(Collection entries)
- - -
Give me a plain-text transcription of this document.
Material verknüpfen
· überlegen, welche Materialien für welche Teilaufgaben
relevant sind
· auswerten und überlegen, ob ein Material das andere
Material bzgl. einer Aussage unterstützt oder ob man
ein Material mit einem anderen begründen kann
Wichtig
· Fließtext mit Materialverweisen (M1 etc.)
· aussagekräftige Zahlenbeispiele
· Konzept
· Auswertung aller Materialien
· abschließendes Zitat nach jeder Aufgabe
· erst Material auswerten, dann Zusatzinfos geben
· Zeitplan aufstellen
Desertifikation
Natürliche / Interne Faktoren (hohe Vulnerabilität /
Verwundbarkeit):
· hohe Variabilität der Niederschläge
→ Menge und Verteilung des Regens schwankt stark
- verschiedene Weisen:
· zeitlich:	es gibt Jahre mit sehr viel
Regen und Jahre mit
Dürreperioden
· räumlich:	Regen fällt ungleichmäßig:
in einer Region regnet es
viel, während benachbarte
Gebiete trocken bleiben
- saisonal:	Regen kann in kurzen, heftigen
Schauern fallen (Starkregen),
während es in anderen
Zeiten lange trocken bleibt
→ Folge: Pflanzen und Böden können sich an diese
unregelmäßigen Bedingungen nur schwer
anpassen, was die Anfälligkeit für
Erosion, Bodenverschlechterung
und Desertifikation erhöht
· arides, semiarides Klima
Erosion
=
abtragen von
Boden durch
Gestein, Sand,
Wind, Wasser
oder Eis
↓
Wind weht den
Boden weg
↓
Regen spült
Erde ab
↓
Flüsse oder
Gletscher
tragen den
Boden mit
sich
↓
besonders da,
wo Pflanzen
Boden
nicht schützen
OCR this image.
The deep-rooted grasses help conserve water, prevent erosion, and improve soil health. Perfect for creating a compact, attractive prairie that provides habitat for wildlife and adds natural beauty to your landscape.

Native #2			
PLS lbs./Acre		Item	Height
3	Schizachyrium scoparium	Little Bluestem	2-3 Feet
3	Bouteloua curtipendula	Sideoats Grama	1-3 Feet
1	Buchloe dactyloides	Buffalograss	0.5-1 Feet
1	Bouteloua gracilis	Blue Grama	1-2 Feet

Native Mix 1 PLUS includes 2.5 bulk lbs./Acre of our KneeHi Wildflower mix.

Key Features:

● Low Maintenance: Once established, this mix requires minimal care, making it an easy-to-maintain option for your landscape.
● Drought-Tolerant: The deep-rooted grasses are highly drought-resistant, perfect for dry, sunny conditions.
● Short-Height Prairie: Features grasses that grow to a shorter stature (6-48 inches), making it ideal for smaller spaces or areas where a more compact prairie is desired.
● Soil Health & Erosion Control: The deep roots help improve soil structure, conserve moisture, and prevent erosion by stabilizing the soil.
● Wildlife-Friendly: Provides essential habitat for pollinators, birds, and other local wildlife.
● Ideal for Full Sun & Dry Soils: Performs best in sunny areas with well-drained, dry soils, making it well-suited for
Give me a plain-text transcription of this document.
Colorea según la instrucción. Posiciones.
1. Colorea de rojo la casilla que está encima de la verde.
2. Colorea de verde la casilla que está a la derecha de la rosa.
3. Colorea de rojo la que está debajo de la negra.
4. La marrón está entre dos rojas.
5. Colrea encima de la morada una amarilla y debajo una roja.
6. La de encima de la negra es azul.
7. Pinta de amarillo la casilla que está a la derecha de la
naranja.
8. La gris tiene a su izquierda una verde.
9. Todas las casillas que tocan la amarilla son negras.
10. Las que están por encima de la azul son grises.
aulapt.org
- - -
Go through the entries and repeat each one exactly.

Give me a plain-text transcription of this document.
Material verknüpfen
· überlegen, welche Materialien für welche Teilaufgaben
relevant sind
· auswerten und überlegen, ob ein Material das andere
Material bzgl. einer Aussage unterstützt oder ob man
ein Material mit einem anderen begründen kann
Wichtig
· Fließtext mit Materialverweisen (M1 etc.)
· aussagekräftige Zahlenbeispiele
· Konzept
· Auswertung aller Materialien
· abschließendes Zitat nach jeder Aufgabe
· erst Material auswerten, dann Zusatzinfos geben
· Zeitplan aufstellen
Desertifikation
Natürliche / Interne Faktoren (hohe Vulnerabilität /
Verwundbarkeit):
· hohe Variabilität der Niederschläge
→ Menge und Verteilung des Regens schwankt stark
- verschiedene Weisen:
· zeitlich:	es gibt Jahre mit sehr viel
Regen und Jahre mit
Dürreperioden
· räumlich:	Regen fällt ungleichmäßig:
in einer Region regnet es
viel, während benachbarte
Gebiete trocken bleiben
- saisonal:	Regen kann in kurzen, heftigen
Schauern fallen (Starkregen),
während es in anderen
Zeiten lange trocken bleibt
→ Folge: Pflanzen und Böden können sich an diese
unregelmäßigen Bedingungen nur schwer
anpassen, was die Anfälligkeit für
Erosion, Bodenverschlechterung
und Desertifikation erhöht
· arides, semiarides Klima
Erosion
=
abtragen von
Boden durch
Gestein, Sand,
Wind, Wasser
oder Eis
↓
Wind weht den
Boden weg
↓
Regen spült
Erde ab
↓
Flüsse oder
Gletscher
tragen den
Boden mit
sich
↓
besonders da,
wo Pflanzen
Boden
nicht schützen
OCR this image.
The deep-rooted grasses help conserve water, prevent erosion, and improve soil health. Perfect for creating a compact, attractive prairie that provides habitat for wildlife and adds natural beauty to your landscape.

Native #2			
PLS lbs./Acre		Item	Height
3	Schizachyrium scoparium	Little Bluestem	2-3 Feet
3	Bouteloua curtipendula	Sideoats Grama	1-3 Feet
1	Buchloe dactyloides	Buffalograss	0.5-1 Feet
1	Bouteloua gracilis	Blue Grama	1-2 Feet

Native Mix 1 PLUS includes 2.5 bulk lbs./Acre of our KneeHi Wildflower mix.

Key Features:

● Low Maintenance: Once established, this mix requires minimal care, making it an easy-to-maintain option for your landscape.
● Drought-Tolerant: The deep-rooted grasses are highly drought-resistant, perfect for dry, sunny conditions.
● Short-Height Prairie: Features grasses that grow to a shorter stature (6-48 inches), making it ideal for smaller spaces or areas where a more compact prairie is desired.
● Soil Health & Erosion Control: The deep roots help improve soil structure, conserve moisture, and prevent erosion by stabilizing the soil.
● Wildlife-Friendly: Provides essential habitat for pollinators, birds, and other local wildlife.
● Ideal for Full Sun & Dry Soils: Performs best in sunny areas with well-drained, dry soils, making it well-suited for
Give me a plain-text transcription of this document.
Colorea según la instrucción. Posiciones.
1. Colorea de rojo la casilla que está encima de la verde.
2. Colorea de verde la casilla que está a la derecha de la rosa.
3. Colorea de rojo la que está debajo de la negra.
4. La marrón está entre dos rojas.
5. Colrea encima de la morada una amarilla y debajo una roja.
6. La de encima de la negra es azul.
7. Pinta de amarillo la casilla que está a la derecha de la
naranja.
8. La gris tiene a su izquierda una verde.
9. Todas las casillas que tocan la amarilla son negras.
10. Las que están por encima de la azul son grises.
aulapt.org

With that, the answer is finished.